[Excerpts from a figure dataset]
▼▼▼

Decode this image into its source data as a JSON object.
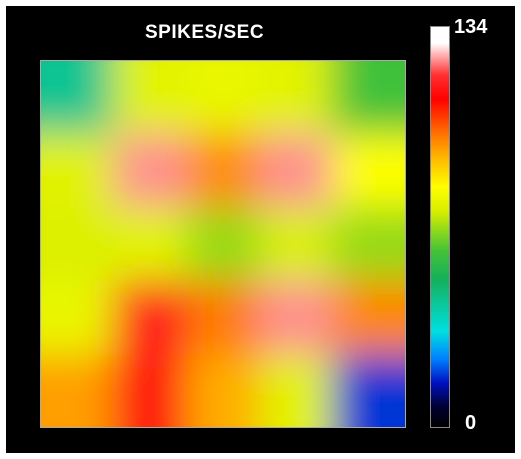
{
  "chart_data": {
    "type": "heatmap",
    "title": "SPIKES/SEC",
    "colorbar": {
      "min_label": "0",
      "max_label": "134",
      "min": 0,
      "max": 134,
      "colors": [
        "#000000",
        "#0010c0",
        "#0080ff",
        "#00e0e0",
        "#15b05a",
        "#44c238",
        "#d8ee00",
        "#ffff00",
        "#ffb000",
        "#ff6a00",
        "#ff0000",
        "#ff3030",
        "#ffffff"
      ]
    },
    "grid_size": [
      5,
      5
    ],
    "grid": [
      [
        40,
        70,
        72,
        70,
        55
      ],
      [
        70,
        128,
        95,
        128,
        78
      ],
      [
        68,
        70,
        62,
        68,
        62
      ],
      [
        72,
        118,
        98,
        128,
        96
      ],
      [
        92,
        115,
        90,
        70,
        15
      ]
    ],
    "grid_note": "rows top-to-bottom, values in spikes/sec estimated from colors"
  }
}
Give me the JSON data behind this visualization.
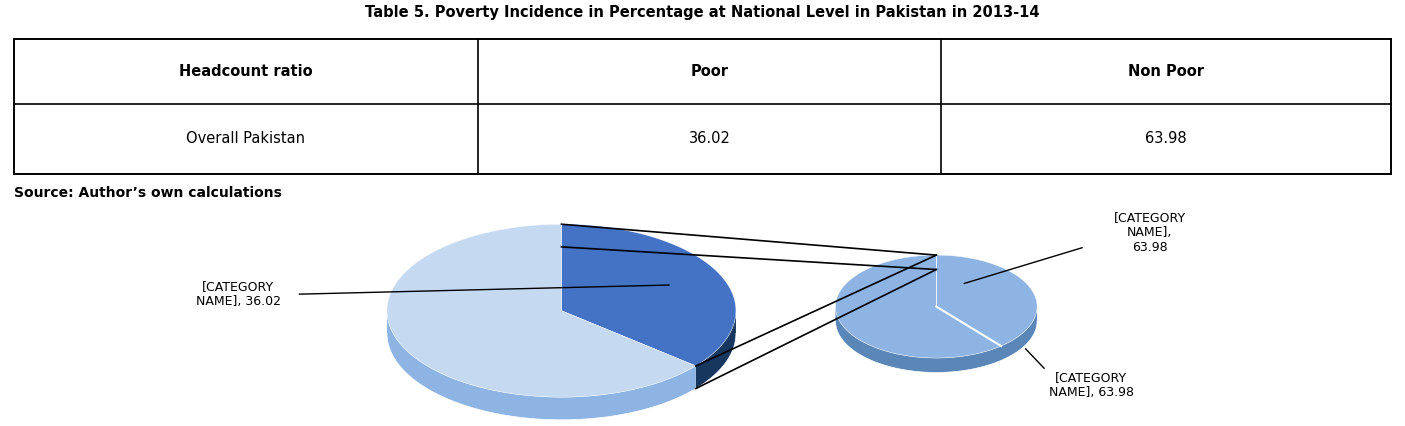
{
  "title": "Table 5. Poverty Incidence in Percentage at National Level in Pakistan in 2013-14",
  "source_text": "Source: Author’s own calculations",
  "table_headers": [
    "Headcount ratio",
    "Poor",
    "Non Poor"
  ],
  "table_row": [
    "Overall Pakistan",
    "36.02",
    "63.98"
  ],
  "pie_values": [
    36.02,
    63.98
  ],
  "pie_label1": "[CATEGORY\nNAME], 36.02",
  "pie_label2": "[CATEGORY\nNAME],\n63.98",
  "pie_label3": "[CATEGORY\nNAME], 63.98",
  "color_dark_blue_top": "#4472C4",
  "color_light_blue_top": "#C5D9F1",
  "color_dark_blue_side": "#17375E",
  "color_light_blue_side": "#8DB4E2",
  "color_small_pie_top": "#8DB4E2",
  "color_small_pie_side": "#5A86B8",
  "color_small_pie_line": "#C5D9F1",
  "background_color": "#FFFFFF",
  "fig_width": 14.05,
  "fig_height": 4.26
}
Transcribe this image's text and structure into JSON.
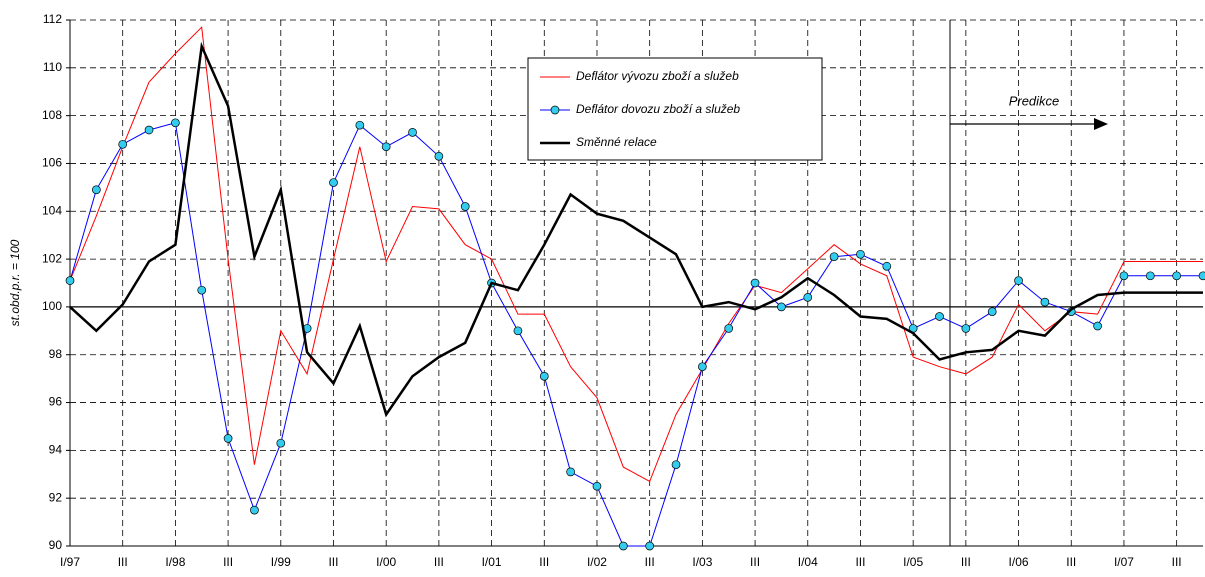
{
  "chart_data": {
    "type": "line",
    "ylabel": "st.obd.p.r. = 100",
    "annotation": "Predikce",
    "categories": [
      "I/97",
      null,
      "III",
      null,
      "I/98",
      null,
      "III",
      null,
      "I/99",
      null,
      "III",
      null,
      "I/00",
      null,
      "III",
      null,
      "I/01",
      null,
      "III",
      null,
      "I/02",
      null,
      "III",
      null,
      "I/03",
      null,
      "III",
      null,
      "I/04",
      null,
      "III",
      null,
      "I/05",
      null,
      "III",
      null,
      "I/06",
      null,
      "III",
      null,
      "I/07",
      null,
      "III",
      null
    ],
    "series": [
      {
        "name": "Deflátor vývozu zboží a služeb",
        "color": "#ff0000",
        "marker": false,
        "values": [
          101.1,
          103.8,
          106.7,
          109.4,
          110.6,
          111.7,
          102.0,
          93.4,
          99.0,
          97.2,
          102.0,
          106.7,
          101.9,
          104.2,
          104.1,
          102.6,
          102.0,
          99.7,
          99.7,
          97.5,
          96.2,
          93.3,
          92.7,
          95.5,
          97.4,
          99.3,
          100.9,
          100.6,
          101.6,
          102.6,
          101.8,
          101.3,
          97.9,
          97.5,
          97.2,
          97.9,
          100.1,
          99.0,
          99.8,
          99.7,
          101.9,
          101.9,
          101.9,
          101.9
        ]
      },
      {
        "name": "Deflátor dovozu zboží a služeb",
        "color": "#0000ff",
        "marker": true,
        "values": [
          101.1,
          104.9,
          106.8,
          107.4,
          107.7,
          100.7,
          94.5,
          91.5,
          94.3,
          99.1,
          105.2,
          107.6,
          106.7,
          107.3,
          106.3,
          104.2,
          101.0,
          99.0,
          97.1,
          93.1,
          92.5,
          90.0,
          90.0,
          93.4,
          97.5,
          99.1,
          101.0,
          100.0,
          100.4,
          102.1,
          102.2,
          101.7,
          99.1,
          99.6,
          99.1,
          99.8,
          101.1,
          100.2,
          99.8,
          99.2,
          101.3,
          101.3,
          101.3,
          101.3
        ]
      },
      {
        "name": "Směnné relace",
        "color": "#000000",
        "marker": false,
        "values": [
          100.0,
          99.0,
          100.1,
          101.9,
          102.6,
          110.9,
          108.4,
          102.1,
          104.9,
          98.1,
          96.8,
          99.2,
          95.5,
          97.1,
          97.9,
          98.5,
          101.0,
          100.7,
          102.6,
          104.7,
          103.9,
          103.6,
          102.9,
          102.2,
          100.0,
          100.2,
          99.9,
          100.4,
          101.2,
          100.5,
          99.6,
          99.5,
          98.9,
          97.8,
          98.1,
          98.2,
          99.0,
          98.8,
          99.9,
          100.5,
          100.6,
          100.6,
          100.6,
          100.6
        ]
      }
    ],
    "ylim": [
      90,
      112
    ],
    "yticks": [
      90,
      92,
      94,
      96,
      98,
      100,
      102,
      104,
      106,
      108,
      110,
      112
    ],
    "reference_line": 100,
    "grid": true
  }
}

▲▲▲

What is required - Check every line of the entries above for the word "title" and report how many lines contain it, giving the number only.

Result of the task - 2